DATASET RECORDS:
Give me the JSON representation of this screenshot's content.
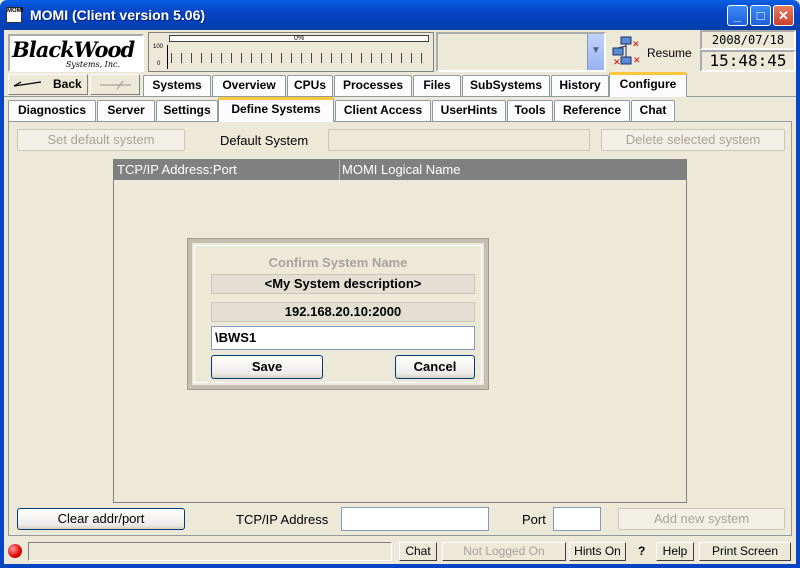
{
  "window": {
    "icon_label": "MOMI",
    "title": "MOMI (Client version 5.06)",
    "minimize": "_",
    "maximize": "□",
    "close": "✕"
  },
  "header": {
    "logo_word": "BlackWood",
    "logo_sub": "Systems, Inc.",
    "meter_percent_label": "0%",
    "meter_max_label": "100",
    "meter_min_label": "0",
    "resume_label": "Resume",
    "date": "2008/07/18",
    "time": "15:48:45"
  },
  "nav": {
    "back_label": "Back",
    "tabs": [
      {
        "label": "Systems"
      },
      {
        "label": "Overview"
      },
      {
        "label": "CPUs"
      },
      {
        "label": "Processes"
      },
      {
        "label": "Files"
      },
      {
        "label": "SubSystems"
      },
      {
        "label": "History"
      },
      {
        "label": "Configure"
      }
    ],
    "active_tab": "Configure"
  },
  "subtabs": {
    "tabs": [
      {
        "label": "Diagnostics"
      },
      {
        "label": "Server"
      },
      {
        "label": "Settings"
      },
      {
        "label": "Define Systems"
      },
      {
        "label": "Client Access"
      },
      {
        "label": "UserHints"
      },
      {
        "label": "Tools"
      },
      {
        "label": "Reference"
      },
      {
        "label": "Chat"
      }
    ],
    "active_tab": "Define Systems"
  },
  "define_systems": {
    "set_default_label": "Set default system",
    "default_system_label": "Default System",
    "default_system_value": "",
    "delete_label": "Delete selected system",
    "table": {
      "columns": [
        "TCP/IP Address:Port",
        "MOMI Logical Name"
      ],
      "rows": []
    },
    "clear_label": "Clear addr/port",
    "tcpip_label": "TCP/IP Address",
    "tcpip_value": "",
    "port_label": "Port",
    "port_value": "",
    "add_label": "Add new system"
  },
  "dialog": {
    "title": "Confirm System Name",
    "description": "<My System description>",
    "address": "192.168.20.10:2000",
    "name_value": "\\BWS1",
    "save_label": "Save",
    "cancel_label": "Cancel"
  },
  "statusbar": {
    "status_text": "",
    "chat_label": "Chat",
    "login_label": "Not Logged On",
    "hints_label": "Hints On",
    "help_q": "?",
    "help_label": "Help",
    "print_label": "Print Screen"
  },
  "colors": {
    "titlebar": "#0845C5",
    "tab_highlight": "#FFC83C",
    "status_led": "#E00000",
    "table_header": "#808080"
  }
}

INSTRUCTION: Scan the entries above and work out how many lines include the word "Configure"; the reply is that number alone.

TASK SOLUTION: 2